## [What you are asked to do]
Omit the pictures, then reproduce every remaining record exactly.

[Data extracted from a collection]
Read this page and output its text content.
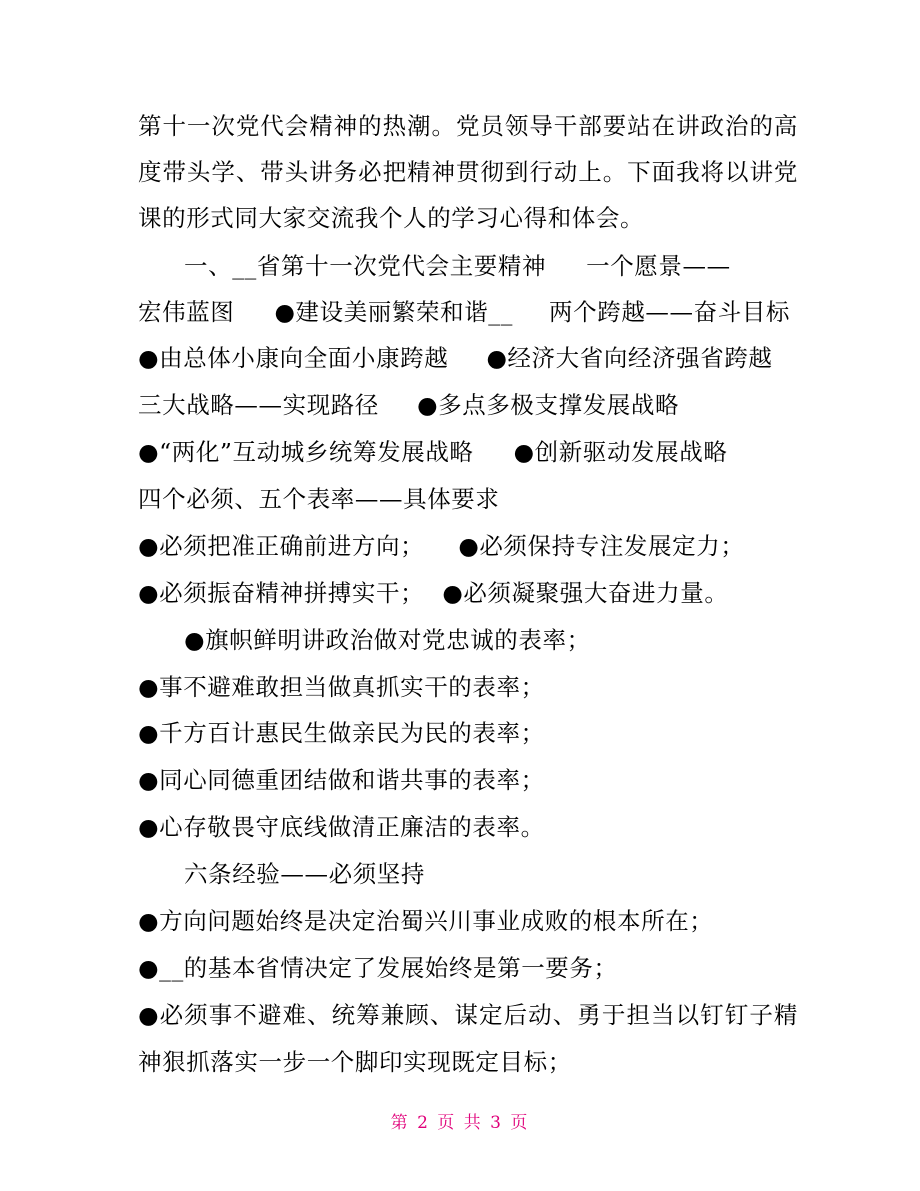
第十一次党代会精神的热潮。党员领导干部要站在讲政治的高
度带头学、带头讲务必把精神贯彻到行动上。下面我将以讲党
课的形式同大家交流我个人的学习心得和体会。
一、__省第十一次党代会主要精神 一个愿景——
宏伟蓝图 ●建设美丽繁荣和谐__ 两个跨越——奋斗目标
●由总体小康向全面小康跨越 ●经济大省向经济强省跨越
三大战略——实现路径 ●多点多极支撑发展战略
●“两化”互动城乡统筹发展战略 ●创新驱动发展战略
四个必须、五个表率——具体要求
●必须把准正确前进方向； ●必须保持专注发展定力；
●必须振奋精神拼搏实干； ●必须凝聚强大奋进力量。
●旗帜鲜明讲政治做对党忠诚的表率；
●事不避难敢担当做真抓实干的表率；
●千方百计惠民生做亲民为民的表率；
●同心同德重团结做和谐共事的表率；
●心存敬畏守底线做清正廉洁的表率。
六条经验——必须坚持
●方向问题始终是决定治蜀兴川事业成败的根本所在；
●__的基本省情决定了发展始终是第一要务；
●必须事不避难、统筹兼顾、谋定后动、勇于担当以钉钉子精
神狠抓落实一步一个脚印实现既定目标；
第 2 页 共 3 页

## [Complete output]
Read this page and output its text content.
第十一次党代会精神的热潮。党员领导干部要站在讲政治的高
度带头学、带头讲务必把精神贯彻到行动上。下面我将以讲党
课的形式同大家交流我个人的学习心得和体会。
一、__省第十一次党代会主要精神 一个愿景——
宏伟蓝图 ●建设美丽繁荣和谐__ 两个跨越——奋斗目标
●由总体小康向全面小康跨越 ●经济大省向经济强省跨越
三大战略——实现路径 ●多点多极支撑发展战略
●“两化”互动城乡统筹发展战略 ●创新驱动发展战略
四个必须、五个表率——具体要求
●必须把准正确前进方向； ●必须保持专注发展定力；
●必须振奋精神拼搏实干； ●必须凝聚强大奋进力量。
●旗帜鲜明讲政治做对党忠诚的表率；
●事不避难敢担当做真抓实干的表率；
●千方百计惠民生做亲民为民的表率；
●同心同德重团结做和谐共事的表率；
●心存敬畏守底线做清正廉洁的表率。
六条经验——必须坚持
●方向问题始终是决定治蜀兴川事业成败的根本所在；
●__的基本省情决定了发展始终是第一要务；
●必须事不避难、统筹兼顾、谋定后动、勇于担当以钉钉子精
神狠抓落实一步一个脚印实现既定目标；
第 2 页 共 3 页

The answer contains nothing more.